▼▼▼

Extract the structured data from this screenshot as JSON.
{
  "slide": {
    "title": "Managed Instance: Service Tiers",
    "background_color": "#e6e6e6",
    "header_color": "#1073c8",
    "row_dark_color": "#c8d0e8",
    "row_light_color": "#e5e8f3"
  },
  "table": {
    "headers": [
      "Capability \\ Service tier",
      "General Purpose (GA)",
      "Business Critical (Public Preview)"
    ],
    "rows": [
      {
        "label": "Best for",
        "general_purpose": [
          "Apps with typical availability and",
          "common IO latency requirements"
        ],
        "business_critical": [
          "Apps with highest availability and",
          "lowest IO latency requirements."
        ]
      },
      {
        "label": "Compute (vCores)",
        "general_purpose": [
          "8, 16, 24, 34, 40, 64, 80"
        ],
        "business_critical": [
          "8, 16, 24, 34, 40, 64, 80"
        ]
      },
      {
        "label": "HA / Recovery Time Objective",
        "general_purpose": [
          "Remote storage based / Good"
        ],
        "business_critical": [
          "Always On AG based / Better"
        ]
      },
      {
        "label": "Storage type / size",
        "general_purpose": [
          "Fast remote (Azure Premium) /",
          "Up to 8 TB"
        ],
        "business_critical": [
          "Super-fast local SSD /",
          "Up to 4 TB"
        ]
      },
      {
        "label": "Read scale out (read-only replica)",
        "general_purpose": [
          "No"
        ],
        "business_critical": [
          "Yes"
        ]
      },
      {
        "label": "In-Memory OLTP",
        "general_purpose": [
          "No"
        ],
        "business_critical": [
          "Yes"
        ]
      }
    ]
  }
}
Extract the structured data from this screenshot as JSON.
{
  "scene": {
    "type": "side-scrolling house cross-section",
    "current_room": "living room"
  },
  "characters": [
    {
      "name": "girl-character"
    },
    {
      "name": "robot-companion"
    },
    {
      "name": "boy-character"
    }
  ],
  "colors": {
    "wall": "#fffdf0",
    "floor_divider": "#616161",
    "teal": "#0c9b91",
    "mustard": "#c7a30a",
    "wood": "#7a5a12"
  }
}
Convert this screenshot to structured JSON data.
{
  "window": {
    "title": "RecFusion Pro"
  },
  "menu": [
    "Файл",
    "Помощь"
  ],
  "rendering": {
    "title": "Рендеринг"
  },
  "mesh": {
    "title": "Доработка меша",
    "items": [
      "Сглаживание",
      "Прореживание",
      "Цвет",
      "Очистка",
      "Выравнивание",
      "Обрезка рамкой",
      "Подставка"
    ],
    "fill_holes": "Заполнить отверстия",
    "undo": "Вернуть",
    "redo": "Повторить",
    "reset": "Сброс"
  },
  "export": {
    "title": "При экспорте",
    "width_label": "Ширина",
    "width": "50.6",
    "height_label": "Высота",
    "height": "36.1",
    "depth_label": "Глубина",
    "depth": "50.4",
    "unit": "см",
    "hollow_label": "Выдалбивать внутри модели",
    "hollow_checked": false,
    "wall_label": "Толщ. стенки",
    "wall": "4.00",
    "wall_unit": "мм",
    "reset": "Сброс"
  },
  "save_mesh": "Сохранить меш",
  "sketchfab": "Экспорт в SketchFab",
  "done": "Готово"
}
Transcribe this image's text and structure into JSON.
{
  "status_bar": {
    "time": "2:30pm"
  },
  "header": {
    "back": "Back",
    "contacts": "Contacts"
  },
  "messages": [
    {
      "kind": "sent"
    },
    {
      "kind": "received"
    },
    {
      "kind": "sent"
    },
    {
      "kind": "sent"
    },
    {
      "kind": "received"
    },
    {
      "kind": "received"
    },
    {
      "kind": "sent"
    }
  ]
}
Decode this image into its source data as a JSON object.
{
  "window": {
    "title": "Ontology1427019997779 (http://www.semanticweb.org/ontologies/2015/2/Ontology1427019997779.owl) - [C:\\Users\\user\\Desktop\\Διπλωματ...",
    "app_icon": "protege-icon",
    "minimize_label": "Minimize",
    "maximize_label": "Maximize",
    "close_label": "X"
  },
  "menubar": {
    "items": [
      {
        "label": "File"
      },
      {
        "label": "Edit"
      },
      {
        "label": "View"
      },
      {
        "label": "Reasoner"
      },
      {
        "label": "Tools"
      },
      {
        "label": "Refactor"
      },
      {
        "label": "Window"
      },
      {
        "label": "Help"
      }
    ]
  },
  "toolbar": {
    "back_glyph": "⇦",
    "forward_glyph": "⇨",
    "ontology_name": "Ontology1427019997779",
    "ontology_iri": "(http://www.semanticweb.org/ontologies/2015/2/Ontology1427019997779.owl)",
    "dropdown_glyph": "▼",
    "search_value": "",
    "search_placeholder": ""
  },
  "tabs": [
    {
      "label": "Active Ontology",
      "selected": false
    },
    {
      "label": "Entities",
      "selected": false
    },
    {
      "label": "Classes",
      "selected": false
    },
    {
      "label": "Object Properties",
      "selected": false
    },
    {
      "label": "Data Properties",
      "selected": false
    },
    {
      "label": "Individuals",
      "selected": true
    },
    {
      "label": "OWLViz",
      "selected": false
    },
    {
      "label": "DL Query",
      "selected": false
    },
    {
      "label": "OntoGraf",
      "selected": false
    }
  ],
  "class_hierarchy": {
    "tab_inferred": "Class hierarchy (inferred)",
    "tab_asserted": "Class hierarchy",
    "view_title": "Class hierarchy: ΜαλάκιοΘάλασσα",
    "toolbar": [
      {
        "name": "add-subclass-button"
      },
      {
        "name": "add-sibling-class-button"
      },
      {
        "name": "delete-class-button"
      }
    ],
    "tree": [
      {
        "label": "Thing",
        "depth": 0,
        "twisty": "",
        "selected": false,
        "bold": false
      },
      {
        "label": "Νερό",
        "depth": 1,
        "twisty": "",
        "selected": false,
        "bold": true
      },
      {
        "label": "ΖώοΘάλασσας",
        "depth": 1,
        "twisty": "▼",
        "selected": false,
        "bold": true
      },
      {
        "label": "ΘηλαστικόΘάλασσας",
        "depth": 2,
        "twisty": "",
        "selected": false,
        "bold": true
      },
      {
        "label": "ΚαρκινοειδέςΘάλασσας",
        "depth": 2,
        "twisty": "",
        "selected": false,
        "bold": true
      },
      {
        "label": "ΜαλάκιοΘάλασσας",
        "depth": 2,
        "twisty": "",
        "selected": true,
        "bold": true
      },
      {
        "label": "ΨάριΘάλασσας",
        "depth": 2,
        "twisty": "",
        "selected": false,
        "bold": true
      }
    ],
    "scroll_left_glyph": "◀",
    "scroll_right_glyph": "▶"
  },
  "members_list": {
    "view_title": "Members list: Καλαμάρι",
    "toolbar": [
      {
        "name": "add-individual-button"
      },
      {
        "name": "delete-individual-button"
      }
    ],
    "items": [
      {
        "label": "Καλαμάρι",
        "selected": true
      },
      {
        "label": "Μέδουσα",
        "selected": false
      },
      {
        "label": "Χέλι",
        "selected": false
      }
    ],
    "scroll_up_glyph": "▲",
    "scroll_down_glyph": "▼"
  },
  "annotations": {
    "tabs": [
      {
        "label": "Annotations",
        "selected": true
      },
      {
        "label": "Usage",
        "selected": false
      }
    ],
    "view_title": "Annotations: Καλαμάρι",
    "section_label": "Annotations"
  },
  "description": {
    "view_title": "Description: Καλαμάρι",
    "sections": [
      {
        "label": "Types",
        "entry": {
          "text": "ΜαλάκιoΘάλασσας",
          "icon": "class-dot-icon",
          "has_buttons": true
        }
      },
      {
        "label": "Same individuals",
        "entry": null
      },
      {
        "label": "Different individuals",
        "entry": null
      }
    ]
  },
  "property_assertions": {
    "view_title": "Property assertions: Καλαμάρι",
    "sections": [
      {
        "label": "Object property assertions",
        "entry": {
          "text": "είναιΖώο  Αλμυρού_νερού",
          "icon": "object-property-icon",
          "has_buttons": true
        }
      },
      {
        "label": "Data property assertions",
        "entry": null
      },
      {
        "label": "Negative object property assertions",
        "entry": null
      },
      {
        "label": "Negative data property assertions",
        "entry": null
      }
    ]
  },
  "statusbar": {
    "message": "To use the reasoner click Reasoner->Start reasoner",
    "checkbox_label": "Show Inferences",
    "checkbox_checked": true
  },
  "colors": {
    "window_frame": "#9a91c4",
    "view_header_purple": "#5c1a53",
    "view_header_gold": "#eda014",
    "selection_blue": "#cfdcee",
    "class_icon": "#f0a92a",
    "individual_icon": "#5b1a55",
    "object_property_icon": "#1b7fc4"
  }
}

▲▲▲

Pick out the lines above that hold the string "Καλαμάρι" and show them.

    "view_title": "Members list: Καλαμάρι",
        "label": "Καλαμάρι",
    "view_title": "Annotations: Καλαμάρι",
    "view_title": "Description: Καλαμάρι",
    "view_title": "Property assertions: Καλαμάρι",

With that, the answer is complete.